* **DOCUMENT TEXT**:
━━━━━━━━

Do We Depend Too Much on Automation?

Automation is a very good thing. From streamlining our workflows to speeding up client interactions and accepting payments, we are living in a time where the right software packages make running our business much easier. However, blindly trusting that pieces of software are doing what they're supposed to do can lead to financial losses or worse. A few days ago, I found this out the hard way.

A Touch of Background

Back in March, I moved to North Carolina from Colorado to be near family. Up until then, I'd been mostly cruising by with my photography, shooting part time. I saw this move out east to be as good a time as any to really start to step up my marketing game and, when the time was right, go full time. I invested in a new WordPress site (better for SEO purposes) and launched a couple of Facebook ads, pointing to my website. Then I waited. And waited. Crickets.

These Things Take Time

I knew that introducing myself to a new market would take time. I didn't expect the world, but I figured I'd get a few bites to tide me over and get my name out there. Nothing. I was still getting some response from my in-person networking, so I didn't think too much of it, and I figured the next time I ran an ad I'd tweak it for hopefully better results. 

That next time came a week ago. Before I launched the ad, I had a little tickle in my brain telling me to check out the contact form on my website. I sent a test message to myself.

Nothing.

I waited and sent another. Nothing.

━━━━━━━━

* **MATERIAL SUPPLIED**:
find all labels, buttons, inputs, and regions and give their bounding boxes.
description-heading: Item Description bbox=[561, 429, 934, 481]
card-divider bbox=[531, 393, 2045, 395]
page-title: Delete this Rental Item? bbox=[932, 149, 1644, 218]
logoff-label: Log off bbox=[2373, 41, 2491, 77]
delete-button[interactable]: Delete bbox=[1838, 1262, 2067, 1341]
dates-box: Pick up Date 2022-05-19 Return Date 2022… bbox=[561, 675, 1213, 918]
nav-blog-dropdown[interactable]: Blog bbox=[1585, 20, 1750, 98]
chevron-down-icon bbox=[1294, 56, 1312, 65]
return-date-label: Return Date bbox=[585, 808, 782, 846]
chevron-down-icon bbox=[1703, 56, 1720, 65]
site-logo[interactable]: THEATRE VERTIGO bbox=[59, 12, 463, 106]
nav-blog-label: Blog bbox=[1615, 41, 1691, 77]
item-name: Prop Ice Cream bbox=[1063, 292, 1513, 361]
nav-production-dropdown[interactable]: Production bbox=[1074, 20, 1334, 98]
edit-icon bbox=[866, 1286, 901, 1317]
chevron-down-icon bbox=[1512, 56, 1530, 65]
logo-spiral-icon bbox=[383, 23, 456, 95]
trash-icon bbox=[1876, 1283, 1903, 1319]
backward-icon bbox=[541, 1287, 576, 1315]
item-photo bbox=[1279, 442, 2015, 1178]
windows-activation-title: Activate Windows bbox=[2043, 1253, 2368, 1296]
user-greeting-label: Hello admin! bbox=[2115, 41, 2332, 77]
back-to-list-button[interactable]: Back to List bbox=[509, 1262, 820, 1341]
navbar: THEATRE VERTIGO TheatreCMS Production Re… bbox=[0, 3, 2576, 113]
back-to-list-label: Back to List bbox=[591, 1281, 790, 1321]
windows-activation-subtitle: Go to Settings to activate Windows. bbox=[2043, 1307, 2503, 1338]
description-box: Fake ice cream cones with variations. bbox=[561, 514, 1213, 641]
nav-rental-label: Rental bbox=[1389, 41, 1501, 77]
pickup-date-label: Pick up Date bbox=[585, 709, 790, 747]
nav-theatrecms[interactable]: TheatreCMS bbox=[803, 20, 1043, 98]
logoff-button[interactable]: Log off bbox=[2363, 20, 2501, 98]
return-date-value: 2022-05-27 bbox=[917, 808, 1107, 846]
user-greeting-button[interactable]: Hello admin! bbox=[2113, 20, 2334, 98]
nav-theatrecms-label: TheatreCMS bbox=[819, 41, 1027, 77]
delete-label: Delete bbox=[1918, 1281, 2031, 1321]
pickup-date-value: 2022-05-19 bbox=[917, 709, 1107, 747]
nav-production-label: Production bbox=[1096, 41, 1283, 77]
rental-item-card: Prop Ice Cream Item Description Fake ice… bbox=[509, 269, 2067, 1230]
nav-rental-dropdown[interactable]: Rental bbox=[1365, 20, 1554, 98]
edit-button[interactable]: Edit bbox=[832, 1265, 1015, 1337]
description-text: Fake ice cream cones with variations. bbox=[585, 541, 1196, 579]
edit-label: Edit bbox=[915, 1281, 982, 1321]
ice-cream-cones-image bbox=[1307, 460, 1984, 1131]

━━━━━━━━

* **APPLY WHAT YOU READ**:
1 > Return the part of the automation article from "A Touch of Background" to "hopefully better results.".
2 > In the automation article, which state did the writer move from in March?
3 > The automation article's opening paragraph lists things that automation helps with. Name all of them.
The listing is separate material from the automation article.

* **RESPONSE LIST**:
1 >
A Touch of Background

Back in March, I moved to North Carolina from Colorado to be near family. Up until then, I'd been mostly cruising by with my photography, shooting part time. I saw this move out east to be as good a time as any to really start to step up my marketing game and, when the time was right, go full time. I invested in a new WordPress site (better for SEO purposes) and launched a couple of Facebook ads, pointing to my website. Then I waited. And waited. Crickets.

These Things Take Time

I knew that introducing myself to a new market would take time. I didn't expect the world, but I figured I'd get a few bites to tide me over and get my name out there. Nothing. I was still getting some response from my in-person networking, so I didn't think too much of it, and I figured the next time I ran an ad I'd tweak it for hopefully better results.

2 > Colorado

3 >
- Streamlining workflows
- Speeding up client interactions
- Accepting payments